STATED GOAL: Copy the data that follows, character for character, minus the pictures.

==== DATASET RECORDS ====

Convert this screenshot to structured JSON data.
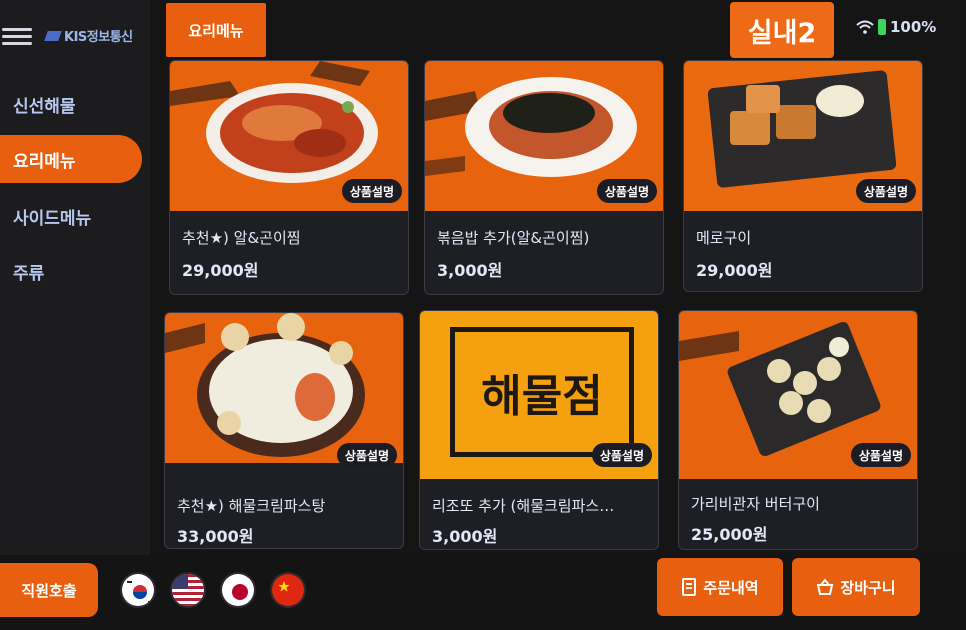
{
  "sidebar": {
    "brand": "KIS정보통신",
    "items": [
      {
        "label": "신선해물",
        "active": false
      },
      {
        "label": "요리메뉴",
        "active": true
      },
      {
        "label": "사이드메뉴",
        "active": false
      },
      {
        "label": "주류",
        "active": false
      }
    ]
  },
  "header": {
    "category_tab": "요리메뉴",
    "table_label": "실내2",
    "battery_level": "100%"
  },
  "menu": {
    "desc_label": "상품설명",
    "items": [
      {
        "name": "추천★) 알&곤이찜",
        "price": "29,000원"
      },
      {
        "name": "볶음밥 추가(알&곤이찜)",
        "price": "3,000원"
      },
      {
        "name": "메로구이",
        "price": "29,000원"
      },
      {
        "name": "추천★) 해물크림파스탕",
        "price": "33,000원"
      },
      {
        "name": "리조또 추가 (해물크림파스…",
        "price": "3,000원",
        "image_text": "해물점"
      },
      {
        "name": "가리비관자 버터구이",
        "price": "25,000원"
      }
    ]
  },
  "footer": {
    "staff_call": "직원호출",
    "languages": [
      "korean-flag",
      "usa-flag",
      "japan-flag",
      "china-flag"
    ],
    "order_history": "주문내역",
    "cart": "장바구니"
  },
  "colors": {
    "accent": "#e8600f",
    "card_bg": "#1e1e25",
    "text": "#e3e7f7",
    "nav_text": "#b7c7f0"
  }
}
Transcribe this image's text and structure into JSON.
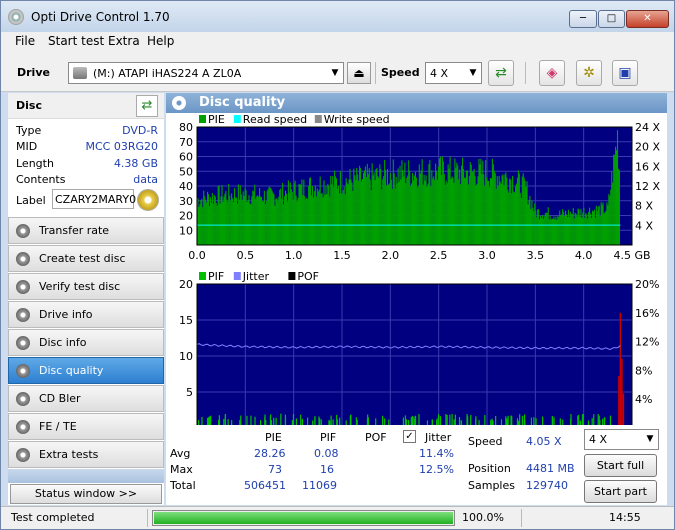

====

FULL ANSWER:
Convert this screenshot to structured JSON data.
{
  "sidebar": {
    "brand": "KIS정보통신",
    "items": [
      {
        "label": "신선해물",
        "active": false
      },
      {
        "label": "요리메뉴",
        "active": true
      },
      {
        "label": "사이드메뉴",
        "active": false
      },
      {
        "label": "주류",
        "active": false
      }
    ]
  },
  "header": {
    "category_tab": "요리메뉴",
    "table_label": "실내2",
    "battery_level": "100%"
  },
  "menu": {
    "desc_label": "상품설명",
    "items": [
      {
        "name": "추천★) 알&곤이찜",
        "price": "29,000원"
      },
      {
        "name": "볶음밥 추가(알&곤이찜)",
        "price": "3,000원"
      },
      {
        "name": "메로구이",
        "price": "29,000원"
      },
      {
        "name": "추천★) 해물크림파스탕",
        "price": "33,000원"
      },
      {
        "name": "리조또 추가 (해물크림파스…",
        "price": "3,000원",
        "image_text": "해물점"
      },
      {
        "name": "가리비관자 버터구이",
        "price": "25,000원"
      }
    ]
  },
  "footer": {
    "staff_call": "직원호출",
    "languages": [
      "korean-flag",
      "usa-flag",
      "japan-flag",
      "china-flag"
    ],
    "order_history": "주문내역",
    "cart": "장바구니"
  },
  "colors": {
    "accent": "#e8600f",
    "card_bg": "#1e1e25",
    "text": "#e3e7f7",
    "nav_text": "#b7c7f0"
  }
}
Transcribe this image's text and structure into JSON.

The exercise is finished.